═════ Records for the exercise
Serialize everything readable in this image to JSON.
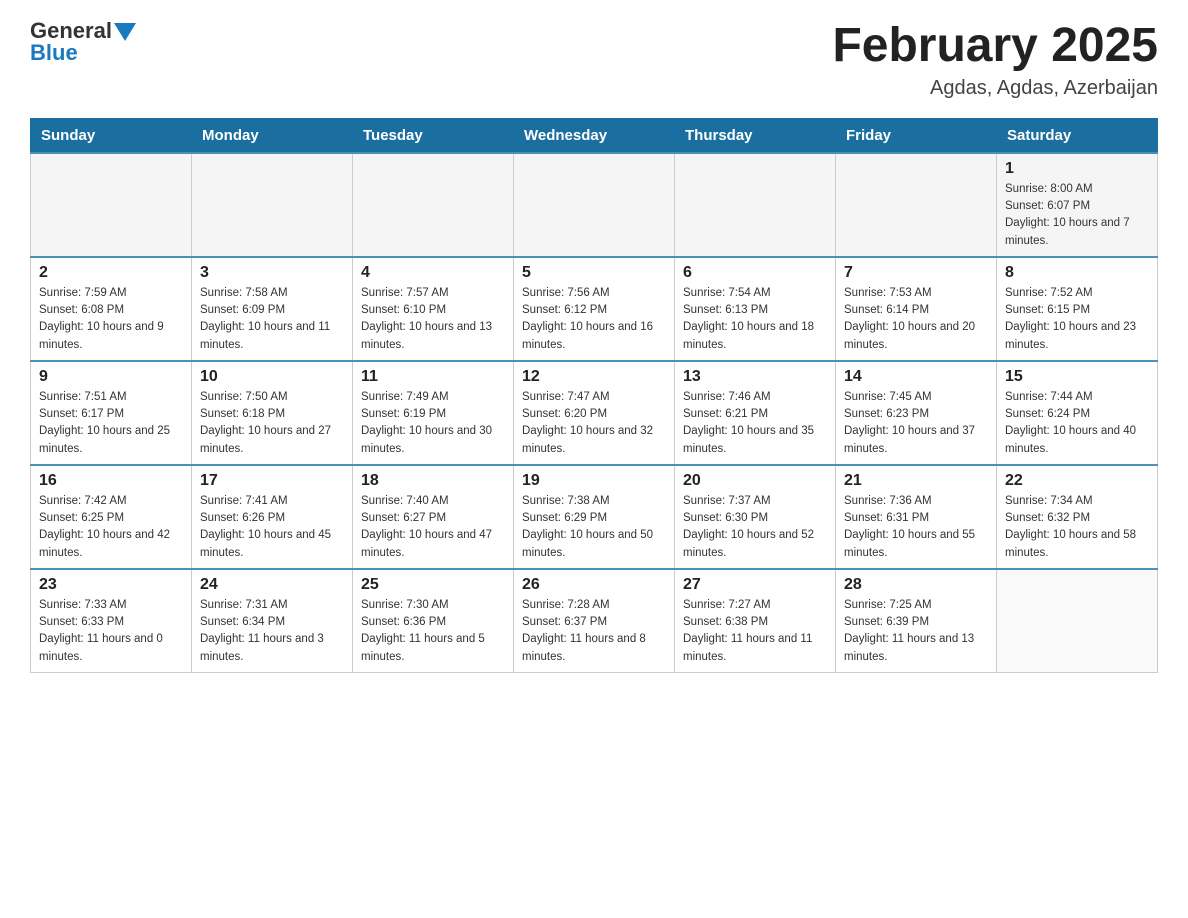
{
  "header": {
    "logo_general": "General",
    "logo_blue": "Blue",
    "month_title": "February 2025",
    "location": "Agdas, Agdas, Azerbaijan"
  },
  "days_of_week": [
    "Sunday",
    "Monday",
    "Tuesday",
    "Wednesday",
    "Thursday",
    "Friday",
    "Saturday"
  ],
  "weeks": [
    [
      {
        "day": "",
        "info": ""
      },
      {
        "day": "",
        "info": ""
      },
      {
        "day": "",
        "info": ""
      },
      {
        "day": "",
        "info": ""
      },
      {
        "day": "",
        "info": ""
      },
      {
        "day": "",
        "info": ""
      },
      {
        "day": "1",
        "info": "Sunrise: 8:00 AM\nSunset: 6:07 PM\nDaylight: 10 hours and 7 minutes."
      }
    ],
    [
      {
        "day": "2",
        "info": "Sunrise: 7:59 AM\nSunset: 6:08 PM\nDaylight: 10 hours and 9 minutes."
      },
      {
        "day": "3",
        "info": "Sunrise: 7:58 AM\nSunset: 6:09 PM\nDaylight: 10 hours and 11 minutes."
      },
      {
        "day": "4",
        "info": "Sunrise: 7:57 AM\nSunset: 6:10 PM\nDaylight: 10 hours and 13 minutes."
      },
      {
        "day": "5",
        "info": "Sunrise: 7:56 AM\nSunset: 6:12 PM\nDaylight: 10 hours and 16 minutes."
      },
      {
        "day": "6",
        "info": "Sunrise: 7:54 AM\nSunset: 6:13 PM\nDaylight: 10 hours and 18 minutes."
      },
      {
        "day": "7",
        "info": "Sunrise: 7:53 AM\nSunset: 6:14 PM\nDaylight: 10 hours and 20 minutes."
      },
      {
        "day": "8",
        "info": "Sunrise: 7:52 AM\nSunset: 6:15 PM\nDaylight: 10 hours and 23 minutes."
      }
    ],
    [
      {
        "day": "9",
        "info": "Sunrise: 7:51 AM\nSunset: 6:17 PM\nDaylight: 10 hours and 25 minutes."
      },
      {
        "day": "10",
        "info": "Sunrise: 7:50 AM\nSunset: 6:18 PM\nDaylight: 10 hours and 27 minutes."
      },
      {
        "day": "11",
        "info": "Sunrise: 7:49 AM\nSunset: 6:19 PM\nDaylight: 10 hours and 30 minutes."
      },
      {
        "day": "12",
        "info": "Sunrise: 7:47 AM\nSunset: 6:20 PM\nDaylight: 10 hours and 32 minutes."
      },
      {
        "day": "13",
        "info": "Sunrise: 7:46 AM\nSunset: 6:21 PM\nDaylight: 10 hours and 35 minutes."
      },
      {
        "day": "14",
        "info": "Sunrise: 7:45 AM\nSunset: 6:23 PM\nDaylight: 10 hours and 37 minutes."
      },
      {
        "day": "15",
        "info": "Sunrise: 7:44 AM\nSunset: 6:24 PM\nDaylight: 10 hours and 40 minutes."
      }
    ],
    [
      {
        "day": "16",
        "info": "Sunrise: 7:42 AM\nSunset: 6:25 PM\nDaylight: 10 hours and 42 minutes."
      },
      {
        "day": "17",
        "info": "Sunrise: 7:41 AM\nSunset: 6:26 PM\nDaylight: 10 hours and 45 minutes."
      },
      {
        "day": "18",
        "info": "Sunrise: 7:40 AM\nSunset: 6:27 PM\nDaylight: 10 hours and 47 minutes."
      },
      {
        "day": "19",
        "info": "Sunrise: 7:38 AM\nSunset: 6:29 PM\nDaylight: 10 hours and 50 minutes."
      },
      {
        "day": "20",
        "info": "Sunrise: 7:37 AM\nSunset: 6:30 PM\nDaylight: 10 hours and 52 minutes."
      },
      {
        "day": "21",
        "info": "Sunrise: 7:36 AM\nSunset: 6:31 PM\nDaylight: 10 hours and 55 minutes."
      },
      {
        "day": "22",
        "info": "Sunrise: 7:34 AM\nSunset: 6:32 PM\nDaylight: 10 hours and 58 minutes."
      }
    ],
    [
      {
        "day": "23",
        "info": "Sunrise: 7:33 AM\nSunset: 6:33 PM\nDaylight: 11 hours and 0 minutes."
      },
      {
        "day": "24",
        "info": "Sunrise: 7:31 AM\nSunset: 6:34 PM\nDaylight: 11 hours and 3 minutes."
      },
      {
        "day": "25",
        "info": "Sunrise: 7:30 AM\nSunset: 6:36 PM\nDaylight: 11 hours and 5 minutes."
      },
      {
        "day": "26",
        "info": "Sunrise: 7:28 AM\nSunset: 6:37 PM\nDaylight: 11 hours and 8 minutes."
      },
      {
        "day": "27",
        "info": "Sunrise: 7:27 AM\nSunset: 6:38 PM\nDaylight: 11 hours and 11 minutes."
      },
      {
        "day": "28",
        "info": "Sunrise: 7:25 AM\nSunset: 6:39 PM\nDaylight: 11 hours and 13 minutes."
      },
      {
        "day": "",
        "info": ""
      }
    ]
  ]
}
══════════
= Problem to work on =
What you return should match the records above word for word, minus the pictures.

= Final answer =
Serialize everything readable in this image to JSON.
{
  "header": {
    "logo_general": "General",
    "logo_blue": "Blue",
    "month_title": "February 2025",
    "location": "Agdas, Agdas, Azerbaijan"
  },
  "days_of_week": [
    "Sunday",
    "Monday",
    "Tuesday",
    "Wednesday",
    "Thursday",
    "Friday",
    "Saturday"
  ],
  "weeks": [
    [
      {
        "day": "",
        "info": ""
      },
      {
        "day": "",
        "info": ""
      },
      {
        "day": "",
        "info": ""
      },
      {
        "day": "",
        "info": ""
      },
      {
        "day": "",
        "info": ""
      },
      {
        "day": "",
        "info": ""
      },
      {
        "day": "1",
        "info": "Sunrise: 8:00 AM\nSunset: 6:07 PM\nDaylight: 10 hours and 7 minutes."
      }
    ],
    [
      {
        "day": "2",
        "info": "Sunrise: 7:59 AM\nSunset: 6:08 PM\nDaylight: 10 hours and 9 minutes."
      },
      {
        "day": "3",
        "info": "Sunrise: 7:58 AM\nSunset: 6:09 PM\nDaylight: 10 hours and 11 minutes."
      },
      {
        "day": "4",
        "info": "Sunrise: 7:57 AM\nSunset: 6:10 PM\nDaylight: 10 hours and 13 minutes."
      },
      {
        "day": "5",
        "info": "Sunrise: 7:56 AM\nSunset: 6:12 PM\nDaylight: 10 hours and 16 minutes."
      },
      {
        "day": "6",
        "info": "Sunrise: 7:54 AM\nSunset: 6:13 PM\nDaylight: 10 hours and 18 minutes."
      },
      {
        "day": "7",
        "info": "Sunrise: 7:53 AM\nSunset: 6:14 PM\nDaylight: 10 hours and 20 minutes."
      },
      {
        "day": "8",
        "info": "Sunrise: 7:52 AM\nSunset: 6:15 PM\nDaylight: 10 hours and 23 minutes."
      }
    ],
    [
      {
        "day": "9",
        "info": "Sunrise: 7:51 AM\nSunset: 6:17 PM\nDaylight: 10 hours and 25 minutes."
      },
      {
        "day": "10",
        "info": "Sunrise: 7:50 AM\nSunset: 6:18 PM\nDaylight: 10 hours and 27 minutes."
      },
      {
        "day": "11",
        "info": "Sunrise: 7:49 AM\nSunset: 6:19 PM\nDaylight: 10 hours and 30 minutes."
      },
      {
        "day": "12",
        "info": "Sunrise: 7:47 AM\nSunset: 6:20 PM\nDaylight: 10 hours and 32 minutes."
      },
      {
        "day": "13",
        "info": "Sunrise: 7:46 AM\nSunset: 6:21 PM\nDaylight: 10 hours and 35 minutes."
      },
      {
        "day": "14",
        "info": "Sunrise: 7:45 AM\nSunset: 6:23 PM\nDaylight: 10 hours and 37 minutes."
      },
      {
        "day": "15",
        "info": "Sunrise: 7:44 AM\nSunset: 6:24 PM\nDaylight: 10 hours and 40 minutes."
      }
    ],
    [
      {
        "day": "16",
        "info": "Sunrise: 7:42 AM\nSunset: 6:25 PM\nDaylight: 10 hours and 42 minutes."
      },
      {
        "day": "17",
        "info": "Sunrise: 7:41 AM\nSunset: 6:26 PM\nDaylight: 10 hours and 45 minutes."
      },
      {
        "day": "18",
        "info": "Sunrise: 7:40 AM\nSunset: 6:27 PM\nDaylight: 10 hours and 47 minutes."
      },
      {
        "day": "19",
        "info": "Sunrise: 7:38 AM\nSunset: 6:29 PM\nDaylight: 10 hours and 50 minutes."
      },
      {
        "day": "20",
        "info": "Sunrise: 7:37 AM\nSunset: 6:30 PM\nDaylight: 10 hours and 52 minutes."
      },
      {
        "day": "21",
        "info": "Sunrise: 7:36 AM\nSunset: 6:31 PM\nDaylight: 10 hours and 55 minutes."
      },
      {
        "day": "22",
        "info": "Sunrise: 7:34 AM\nSunset: 6:32 PM\nDaylight: 10 hours and 58 minutes."
      }
    ],
    [
      {
        "day": "23",
        "info": "Sunrise: 7:33 AM\nSunset: 6:33 PM\nDaylight: 11 hours and 0 minutes."
      },
      {
        "day": "24",
        "info": "Sunrise: 7:31 AM\nSunset: 6:34 PM\nDaylight: 11 hours and 3 minutes."
      },
      {
        "day": "25",
        "info": "Sunrise: 7:30 AM\nSunset: 6:36 PM\nDaylight: 11 hours and 5 minutes."
      },
      {
        "day": "26",
        "info": "Sunrise: 7:28 AM\nSunset: 6:37 PM\nDaylight: 11 hours and 8 minutes."
      },
      {
        "day": "27",
        "info": "Sunrise: 7:27 AM\nSunset: 6:38 PM\nDaylight: 11 hours and 11 minutes."
      },
      {
        "day": "28",
        "info": "Sunrise: 7:25 AM\nSunset: 6:39 PM\nDaylight: 11 hours and 13 minutes."
      },
      {
        "day": "",
        "info": ""
      }
    ]
  ]
}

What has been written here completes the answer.